── Input data
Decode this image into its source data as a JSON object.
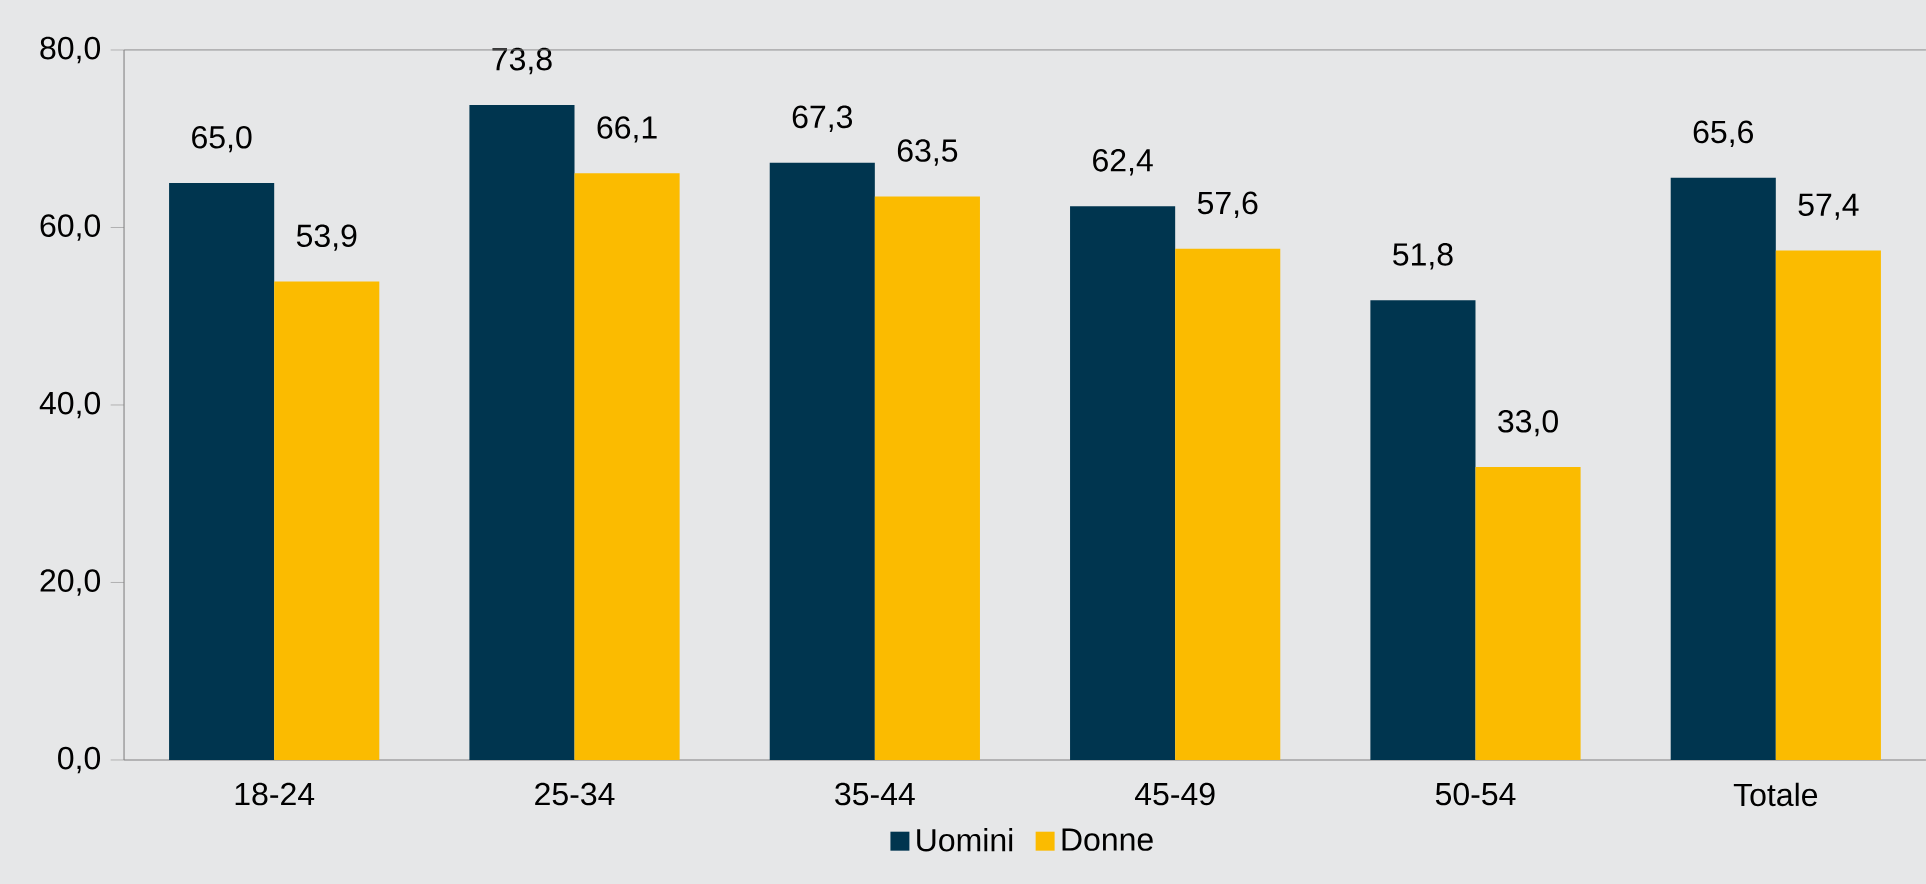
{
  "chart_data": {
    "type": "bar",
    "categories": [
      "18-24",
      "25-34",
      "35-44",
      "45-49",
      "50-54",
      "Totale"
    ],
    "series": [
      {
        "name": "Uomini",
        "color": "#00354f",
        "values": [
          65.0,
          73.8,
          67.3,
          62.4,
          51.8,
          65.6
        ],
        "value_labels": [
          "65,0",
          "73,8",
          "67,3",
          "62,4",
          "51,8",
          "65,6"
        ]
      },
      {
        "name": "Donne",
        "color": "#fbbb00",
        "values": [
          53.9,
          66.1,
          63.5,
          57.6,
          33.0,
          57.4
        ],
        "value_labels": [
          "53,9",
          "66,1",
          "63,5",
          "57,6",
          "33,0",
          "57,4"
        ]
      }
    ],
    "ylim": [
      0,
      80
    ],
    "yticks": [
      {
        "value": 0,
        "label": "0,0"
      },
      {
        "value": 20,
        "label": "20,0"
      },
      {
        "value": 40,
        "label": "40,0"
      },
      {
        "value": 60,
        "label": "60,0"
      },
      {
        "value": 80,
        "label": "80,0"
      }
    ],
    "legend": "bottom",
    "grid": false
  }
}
────
── Input data
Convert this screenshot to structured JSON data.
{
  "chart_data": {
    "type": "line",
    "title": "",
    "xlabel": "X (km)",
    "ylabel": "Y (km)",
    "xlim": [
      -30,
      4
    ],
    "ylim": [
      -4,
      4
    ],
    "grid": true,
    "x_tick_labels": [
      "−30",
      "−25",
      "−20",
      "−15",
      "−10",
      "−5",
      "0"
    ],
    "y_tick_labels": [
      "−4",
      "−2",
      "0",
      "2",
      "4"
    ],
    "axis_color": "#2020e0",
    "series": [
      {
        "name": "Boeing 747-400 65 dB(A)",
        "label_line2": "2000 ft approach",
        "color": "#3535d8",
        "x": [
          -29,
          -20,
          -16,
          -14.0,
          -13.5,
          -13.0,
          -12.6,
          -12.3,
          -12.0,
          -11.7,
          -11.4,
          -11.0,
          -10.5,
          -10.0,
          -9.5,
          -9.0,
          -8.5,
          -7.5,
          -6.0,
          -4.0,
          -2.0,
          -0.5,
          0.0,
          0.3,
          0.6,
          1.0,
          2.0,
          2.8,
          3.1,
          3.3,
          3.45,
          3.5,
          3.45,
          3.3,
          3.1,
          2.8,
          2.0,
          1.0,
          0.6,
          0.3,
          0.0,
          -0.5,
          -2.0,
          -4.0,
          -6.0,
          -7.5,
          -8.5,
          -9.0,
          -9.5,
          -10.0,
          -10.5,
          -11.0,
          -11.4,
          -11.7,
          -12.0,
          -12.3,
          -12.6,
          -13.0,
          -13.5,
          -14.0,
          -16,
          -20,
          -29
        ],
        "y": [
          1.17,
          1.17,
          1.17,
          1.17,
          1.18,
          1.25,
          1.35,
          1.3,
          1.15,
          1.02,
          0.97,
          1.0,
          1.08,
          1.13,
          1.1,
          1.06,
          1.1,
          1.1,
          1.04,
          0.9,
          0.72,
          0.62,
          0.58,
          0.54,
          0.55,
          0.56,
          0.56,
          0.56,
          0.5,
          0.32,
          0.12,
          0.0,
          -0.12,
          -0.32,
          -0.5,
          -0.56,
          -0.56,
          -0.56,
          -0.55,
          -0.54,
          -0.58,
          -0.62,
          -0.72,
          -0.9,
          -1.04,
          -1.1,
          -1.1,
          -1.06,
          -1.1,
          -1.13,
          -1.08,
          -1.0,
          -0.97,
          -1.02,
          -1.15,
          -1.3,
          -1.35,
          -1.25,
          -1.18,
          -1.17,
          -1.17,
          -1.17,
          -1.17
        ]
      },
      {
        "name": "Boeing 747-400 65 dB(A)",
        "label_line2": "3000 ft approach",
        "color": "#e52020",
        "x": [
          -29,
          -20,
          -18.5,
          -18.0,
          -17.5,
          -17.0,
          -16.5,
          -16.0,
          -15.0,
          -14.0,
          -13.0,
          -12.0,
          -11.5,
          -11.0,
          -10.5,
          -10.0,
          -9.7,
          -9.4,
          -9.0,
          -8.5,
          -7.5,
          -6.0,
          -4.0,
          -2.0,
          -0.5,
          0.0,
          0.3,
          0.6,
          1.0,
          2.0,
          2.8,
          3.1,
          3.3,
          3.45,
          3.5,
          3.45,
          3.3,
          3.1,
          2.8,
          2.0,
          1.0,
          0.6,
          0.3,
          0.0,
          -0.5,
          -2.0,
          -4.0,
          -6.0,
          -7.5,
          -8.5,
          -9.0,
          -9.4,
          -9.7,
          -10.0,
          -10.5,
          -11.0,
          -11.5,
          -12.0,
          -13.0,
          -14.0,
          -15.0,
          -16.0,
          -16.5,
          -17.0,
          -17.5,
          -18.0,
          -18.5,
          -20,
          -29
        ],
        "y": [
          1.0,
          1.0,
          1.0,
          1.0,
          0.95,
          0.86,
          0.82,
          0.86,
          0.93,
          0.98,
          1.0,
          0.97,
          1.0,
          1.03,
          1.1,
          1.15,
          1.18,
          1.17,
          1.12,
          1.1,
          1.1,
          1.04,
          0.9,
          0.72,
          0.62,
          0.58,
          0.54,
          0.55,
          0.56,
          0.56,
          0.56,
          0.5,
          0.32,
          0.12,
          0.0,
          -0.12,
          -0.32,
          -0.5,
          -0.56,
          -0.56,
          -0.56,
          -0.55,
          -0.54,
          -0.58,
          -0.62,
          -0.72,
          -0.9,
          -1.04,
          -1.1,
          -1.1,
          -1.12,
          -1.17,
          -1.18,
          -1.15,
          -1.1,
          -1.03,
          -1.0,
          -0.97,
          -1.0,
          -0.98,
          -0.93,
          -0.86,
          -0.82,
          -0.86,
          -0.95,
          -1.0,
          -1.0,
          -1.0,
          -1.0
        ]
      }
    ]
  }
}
────
── Input data
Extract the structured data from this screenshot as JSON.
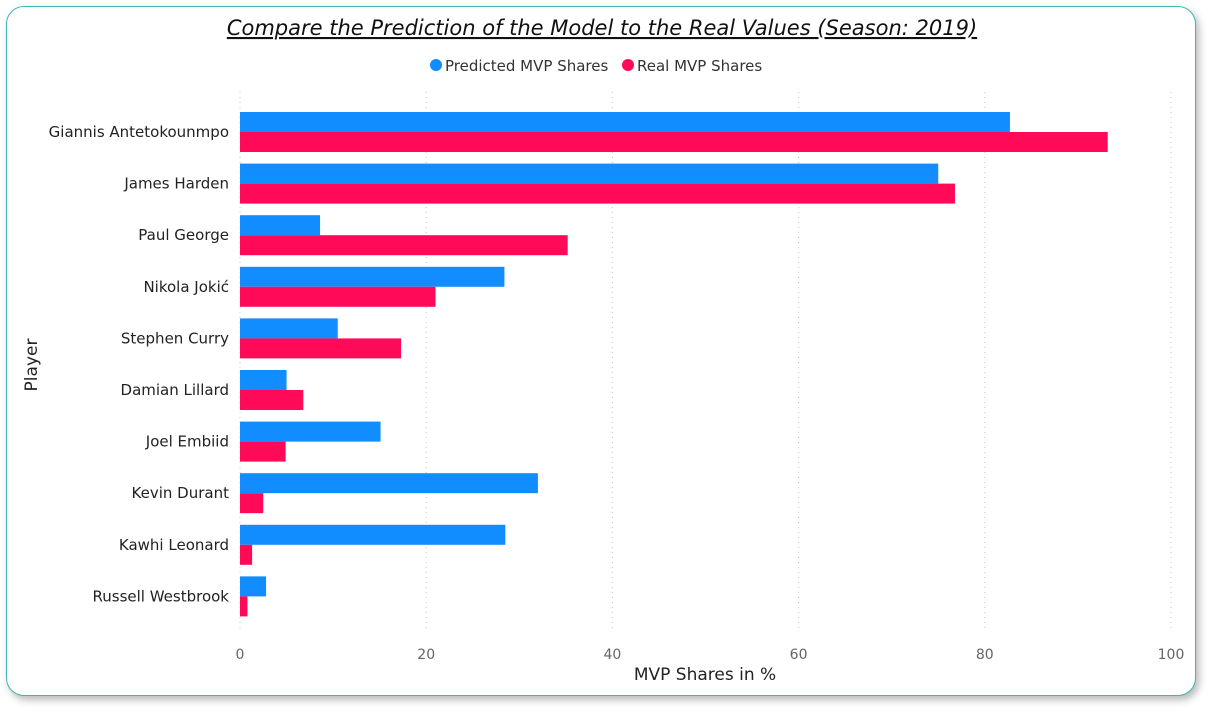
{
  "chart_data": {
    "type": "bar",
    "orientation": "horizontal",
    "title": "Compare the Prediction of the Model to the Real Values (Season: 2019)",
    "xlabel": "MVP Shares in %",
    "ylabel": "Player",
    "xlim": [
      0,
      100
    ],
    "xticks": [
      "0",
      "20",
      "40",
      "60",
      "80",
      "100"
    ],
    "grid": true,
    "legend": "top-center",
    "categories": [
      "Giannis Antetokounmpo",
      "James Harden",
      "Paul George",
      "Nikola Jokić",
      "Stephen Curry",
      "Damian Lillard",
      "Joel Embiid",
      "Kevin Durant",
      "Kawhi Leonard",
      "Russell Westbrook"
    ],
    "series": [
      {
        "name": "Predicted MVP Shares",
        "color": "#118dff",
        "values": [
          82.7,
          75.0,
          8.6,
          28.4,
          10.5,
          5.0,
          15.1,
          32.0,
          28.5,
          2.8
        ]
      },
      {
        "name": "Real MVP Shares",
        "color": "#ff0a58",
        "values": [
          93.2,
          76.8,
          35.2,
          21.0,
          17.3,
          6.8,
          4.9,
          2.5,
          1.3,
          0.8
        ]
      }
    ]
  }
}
────
◆ **Given instruction**
Out of the preceding entries, pull every line containing the string "Real".

◆ **Response to this exercise**
    "title": "Compare the Prediction of the Model to the Real Values (Season: 2019)",
        "name": "Real MVP Shares",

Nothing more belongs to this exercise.